Specify more frequent checkpoints

Is there a setting to cause more frequent checkpoints (than one per epoch)? I have several million examples in my manifest and would like to be able to preserve training and resume before end-of-epoch.

Which network did you run?

The pre-trained model (-m) used was the speechtotext_english_quartznet.tlt

I’m not sure if that is what you mean by ‘network’.

Thanks.So you are running tlt speech_to_text .

Ah, yes. tlt speech_to_text finetune

Evaluation on ckpt file is not supported yet.
Internal team will check it.

On the the tlt speech_to_text finetune (task and subtask), I’d like to know if more frequent checkpoints can be specified (than once per epoch)?

Do you mean you want to get more checkpoints files?

Yes, is there a setting for intra-epoch checkpoints? For example, setting something like ckpt_interval_minutes so that checkpoints could be written every N minutes.

From looking at the pytorch lightning documentation there is an option to specify checkpoints every n steps.

• [Goal 1]
In the checkpoint thread, substitute "Development team" for "Internal team" in the passage from "Evaluation on ckpt" to "once per epoch)?", and give that passage back.
• [Goal 2]
Resume the forum thread on checkpoint frequency, starting after its final post.
Nothing in the listing is needed.

Items listed in a dataset:
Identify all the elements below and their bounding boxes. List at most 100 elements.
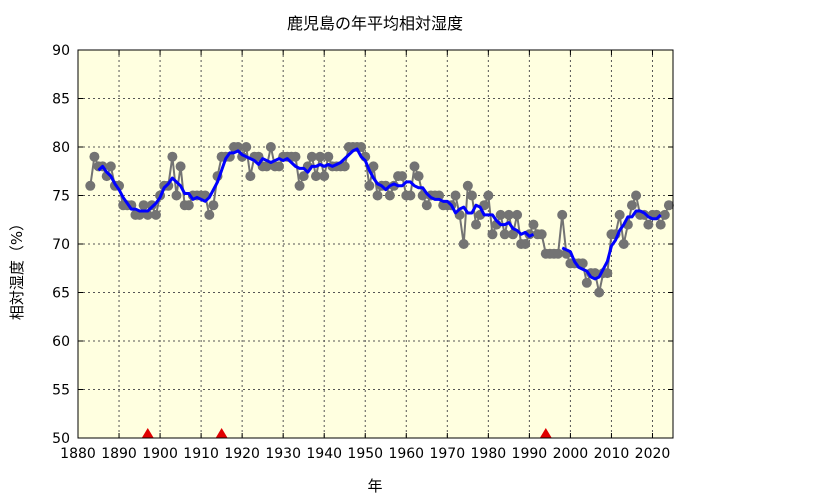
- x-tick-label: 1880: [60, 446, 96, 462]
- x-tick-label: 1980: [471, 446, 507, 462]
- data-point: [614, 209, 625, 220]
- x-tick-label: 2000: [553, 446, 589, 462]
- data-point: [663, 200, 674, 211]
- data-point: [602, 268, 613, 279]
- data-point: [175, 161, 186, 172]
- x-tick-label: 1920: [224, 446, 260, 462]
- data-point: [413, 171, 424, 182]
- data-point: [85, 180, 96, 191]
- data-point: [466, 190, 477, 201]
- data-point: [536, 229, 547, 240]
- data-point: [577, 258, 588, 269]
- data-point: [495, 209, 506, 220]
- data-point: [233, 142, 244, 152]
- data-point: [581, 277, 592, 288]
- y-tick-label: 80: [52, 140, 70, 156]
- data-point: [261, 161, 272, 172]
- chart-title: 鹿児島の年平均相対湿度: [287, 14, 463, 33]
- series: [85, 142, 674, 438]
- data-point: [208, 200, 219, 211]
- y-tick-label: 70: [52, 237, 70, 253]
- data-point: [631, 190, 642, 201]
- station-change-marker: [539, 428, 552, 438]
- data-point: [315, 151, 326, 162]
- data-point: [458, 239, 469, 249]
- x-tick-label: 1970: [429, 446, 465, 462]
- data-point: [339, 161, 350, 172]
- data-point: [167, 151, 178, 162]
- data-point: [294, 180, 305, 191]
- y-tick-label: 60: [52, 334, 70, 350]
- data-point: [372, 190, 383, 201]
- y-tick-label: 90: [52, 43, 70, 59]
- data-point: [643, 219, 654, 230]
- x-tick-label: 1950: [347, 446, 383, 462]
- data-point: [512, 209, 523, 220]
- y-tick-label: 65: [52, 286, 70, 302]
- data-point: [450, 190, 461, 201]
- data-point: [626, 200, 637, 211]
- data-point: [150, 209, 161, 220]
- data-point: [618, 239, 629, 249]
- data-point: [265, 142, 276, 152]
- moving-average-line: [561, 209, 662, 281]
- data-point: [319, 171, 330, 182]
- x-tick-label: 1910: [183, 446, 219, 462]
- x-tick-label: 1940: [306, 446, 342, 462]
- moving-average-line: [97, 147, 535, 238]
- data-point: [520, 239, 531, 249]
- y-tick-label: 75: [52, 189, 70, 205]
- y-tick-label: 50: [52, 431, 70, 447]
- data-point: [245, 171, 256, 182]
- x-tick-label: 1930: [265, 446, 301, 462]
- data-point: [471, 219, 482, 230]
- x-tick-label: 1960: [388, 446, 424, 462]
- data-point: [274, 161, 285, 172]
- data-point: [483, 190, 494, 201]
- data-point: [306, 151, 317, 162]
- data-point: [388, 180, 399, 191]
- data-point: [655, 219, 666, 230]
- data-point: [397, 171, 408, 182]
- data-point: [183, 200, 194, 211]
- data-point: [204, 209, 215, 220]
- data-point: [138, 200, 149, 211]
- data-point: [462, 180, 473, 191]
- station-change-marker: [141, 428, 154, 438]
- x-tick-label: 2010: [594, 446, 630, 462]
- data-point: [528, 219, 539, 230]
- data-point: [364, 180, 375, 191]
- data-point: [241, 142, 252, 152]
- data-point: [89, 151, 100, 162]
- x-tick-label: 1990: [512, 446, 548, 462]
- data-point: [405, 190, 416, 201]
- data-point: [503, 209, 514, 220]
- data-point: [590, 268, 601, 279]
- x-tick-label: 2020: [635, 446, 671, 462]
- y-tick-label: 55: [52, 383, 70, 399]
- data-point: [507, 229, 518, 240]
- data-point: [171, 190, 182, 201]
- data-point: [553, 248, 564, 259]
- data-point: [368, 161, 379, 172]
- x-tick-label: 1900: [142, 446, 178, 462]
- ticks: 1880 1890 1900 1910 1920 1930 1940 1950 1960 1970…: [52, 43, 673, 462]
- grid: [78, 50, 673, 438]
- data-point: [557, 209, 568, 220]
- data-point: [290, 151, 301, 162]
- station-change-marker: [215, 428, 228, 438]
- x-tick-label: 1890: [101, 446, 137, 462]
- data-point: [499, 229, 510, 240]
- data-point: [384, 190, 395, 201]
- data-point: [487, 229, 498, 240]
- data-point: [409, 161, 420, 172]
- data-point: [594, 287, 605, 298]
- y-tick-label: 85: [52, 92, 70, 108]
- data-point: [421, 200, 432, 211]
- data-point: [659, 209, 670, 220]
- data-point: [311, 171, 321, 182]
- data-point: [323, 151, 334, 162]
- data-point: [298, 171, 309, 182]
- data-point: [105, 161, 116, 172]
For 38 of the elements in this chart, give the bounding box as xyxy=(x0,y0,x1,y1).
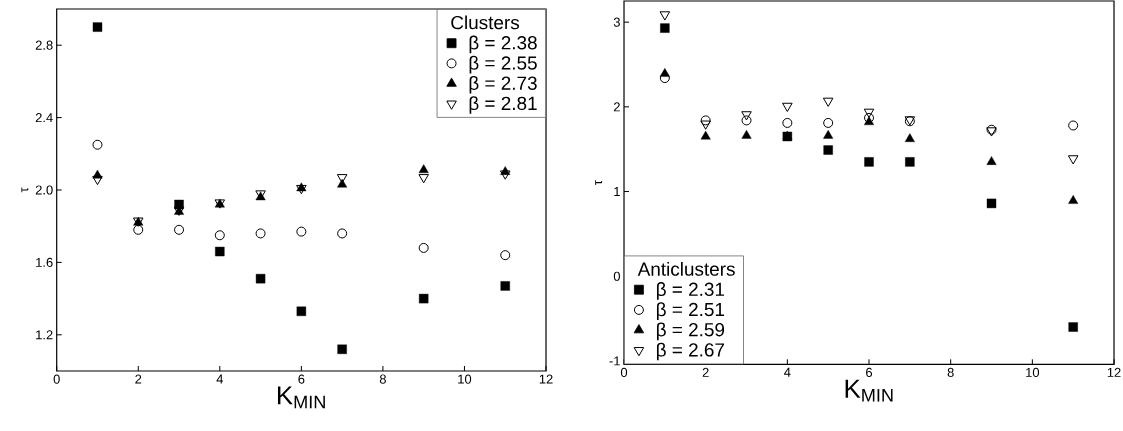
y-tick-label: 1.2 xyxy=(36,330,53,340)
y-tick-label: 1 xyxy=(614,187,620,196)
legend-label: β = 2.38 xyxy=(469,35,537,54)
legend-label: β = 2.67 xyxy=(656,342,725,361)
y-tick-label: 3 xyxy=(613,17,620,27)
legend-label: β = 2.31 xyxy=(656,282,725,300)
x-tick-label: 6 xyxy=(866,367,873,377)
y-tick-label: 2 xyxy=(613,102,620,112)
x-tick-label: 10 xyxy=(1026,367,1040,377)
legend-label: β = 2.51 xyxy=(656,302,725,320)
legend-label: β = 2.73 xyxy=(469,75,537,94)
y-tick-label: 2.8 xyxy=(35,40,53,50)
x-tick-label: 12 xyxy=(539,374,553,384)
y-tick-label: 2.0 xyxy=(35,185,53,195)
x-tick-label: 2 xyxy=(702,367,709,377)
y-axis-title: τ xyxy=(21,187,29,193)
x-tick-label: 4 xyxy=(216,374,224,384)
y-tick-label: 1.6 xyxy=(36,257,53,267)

• [Reply 1]
Evaluation on ckpt file is not supported yet.
Development team will check it.

On the the tlt speech_to_text finetune (task and subtask), I’d like to know if more frequent checkpoints can be specified (than once per epoch)?

• [Reply 2]
And, looking at the logging about the pre-trained model’s Experiment configuration: there is a section where this perhaps can be modified via the spec yaml, for example:

exp_manager:
  checkpoint_callback_params:
    save_top_k: 5
    every_n_train_steps: 7200 

I’ll test once I have some free GPUs.

Currently, it is not supported yet.

I gave it a try anyhow this is the error:

Error merging 'exp_finetune.yaml' with schema                                 
Key 'every_n_train_steps' not in 'CallbackParams'                             
        full_key: exp_manager.checkpoint_callback_params.every_n_train_steps  
        reference_type=Optional[CallbackParams]                               
        object_type=CallbackParams

Next TLT release will support saving tlt model every N training steps.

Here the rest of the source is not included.